#### PROVIDED DATA ####
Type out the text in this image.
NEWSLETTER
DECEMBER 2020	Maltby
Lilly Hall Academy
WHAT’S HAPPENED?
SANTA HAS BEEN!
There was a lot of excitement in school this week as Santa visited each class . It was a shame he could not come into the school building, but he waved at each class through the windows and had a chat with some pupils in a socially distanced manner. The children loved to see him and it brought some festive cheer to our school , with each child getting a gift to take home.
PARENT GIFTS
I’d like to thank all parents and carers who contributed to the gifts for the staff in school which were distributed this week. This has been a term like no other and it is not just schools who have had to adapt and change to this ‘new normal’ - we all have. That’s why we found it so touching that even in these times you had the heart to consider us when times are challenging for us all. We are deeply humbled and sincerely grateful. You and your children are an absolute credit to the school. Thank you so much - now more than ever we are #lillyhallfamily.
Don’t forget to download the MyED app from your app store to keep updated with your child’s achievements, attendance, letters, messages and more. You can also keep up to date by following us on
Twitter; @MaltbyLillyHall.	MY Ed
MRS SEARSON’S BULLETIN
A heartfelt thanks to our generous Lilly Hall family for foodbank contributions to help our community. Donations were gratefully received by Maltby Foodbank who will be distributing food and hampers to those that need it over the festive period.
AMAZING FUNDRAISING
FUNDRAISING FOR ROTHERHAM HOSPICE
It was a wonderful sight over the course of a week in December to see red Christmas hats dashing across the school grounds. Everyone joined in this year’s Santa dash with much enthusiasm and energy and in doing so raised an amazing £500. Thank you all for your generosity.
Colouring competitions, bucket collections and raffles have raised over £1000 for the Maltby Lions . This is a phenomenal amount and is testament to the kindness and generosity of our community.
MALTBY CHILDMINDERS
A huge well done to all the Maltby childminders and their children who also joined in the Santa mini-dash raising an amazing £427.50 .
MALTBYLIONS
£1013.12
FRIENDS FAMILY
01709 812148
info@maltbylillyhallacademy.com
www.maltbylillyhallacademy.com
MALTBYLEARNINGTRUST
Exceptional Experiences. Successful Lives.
####
SHORT EXERCISE - Sift through the entries and copy every line with "more".

REPLY -
I’d like to thank all parents and carers who contributed to the gifts for the staff in school which were distributed this week. This has been a term like no other and it is not just schools who have had to adapt and change to this ‘new normal’ - we all have. That’s why we found it so touching that even in these times you had the heart to consider us when times are challenging for us all. We are deeply humbled and sincerely grateful. You and your children are an absolute credit to the school. Thank you so much - now more than ever we are #lillyhallfamily.
Don’t forget to download the MyED app from your app store to keep updated with your child’s achievements, attendance, letters, messages and more. You can also keep up to date by following us on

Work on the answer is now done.